DOCUMENT TEXT
--- --- ---

Consequently, the surface 26b of the element 26 at the side contacting the transfer sheet 9 allows electrical conduction to the transfer sheet 9 over only the region in which the surface 26a at the reverse side is taken in the direction of the thickness. Namely, the printing pattern of the electrodes 29 which is electrically represented in the pattern region 29a corresponding to the printing dots through the turn-on surface 26a of the element 26 is transmitted as it is through the interior of the element to the other turn-on surface 26b through which the pattern is transmitted to the contacting transfer sheet 9.
The electronic control device 20 supplies the control signal and the driving power through a flexible print circuit 33 to the driving IC 28 on the substrate 24, which controls the electrical conduction to each pattern electrode 29. As a result, electrical conduction is achieved through the transfer sheet 9 through the element 26, and thereby the printing operation by the electroconductive transfer is achieved.
Transfer sheet 9 is the printing medium, as shown in FIG. 4, and is composed of an electrical resistance layer 9a, return layer 9b, and an ink layer 9c, and when the electrical conduction from the head 1 is achieved, the current I, as indicated by the arrows B, flows through the driving IC 28, pattern electrodes 29, element 26, resistance layer 9a, return layer 9b, and return electrodes roller 13. At this time, the resistance layer 9a, having a resistance value R, instantaneously emits heat in accordance with the printing pattern and melts the corresponding region of the ink layer 9c to transfer the ink to the form 5.
Incidentally, the electrode roller 13 is made of an excellent conductor, for example, metallic roller. Since it is pressed to the rubber roller 11, sharp projections provided along the periphery thereof contact the return layer 9b through the electric layer 9a. As a result, the return electrode roller 13 serves as the return electrode which passes current I not through the resistance layer 9a.
In this way, when single line printing is completed over the direction of the width of the form 5, the form 5 and the transfer sheet 9 are transferred by a single dot. The transfer sheet 9, the ink layer 9c of which is melted, is sequentially reeled away about a reel shaft 34 shown in FIG. 1 by a reel mechanism.

--- --- ---

SOURCE EXCERPT

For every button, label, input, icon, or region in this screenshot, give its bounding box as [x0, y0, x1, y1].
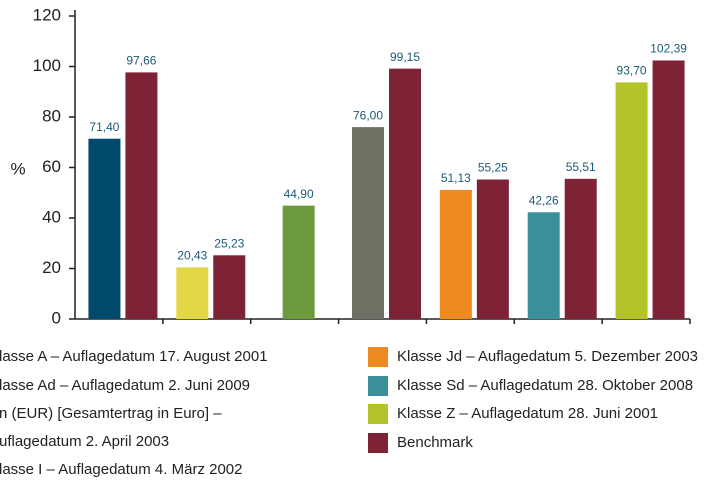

--- --- ---

From the passage on electroconductive transfer printing, pull out everything from "Consequently, the surface" down to "transfer sheet 9.", word for word.

Consequently, the surface 26b of the element 26 at the side contacting the transfer sheet 9 allows electrical conduction to the transfer sheet 9 over only the region in which the surface 26a at the reverse side is taken in the direction of the thickness. Namely, the printing pattern of the electrodes 29 which is electrically represented in the pattern region 29a corresponding to the printing dots through the turn-on surface 26a of the element 26 is transmitted as it is through the interior of the element to the other turn-on surface 26b through which the pattern is transmitted to the contacting transfer sheet 9.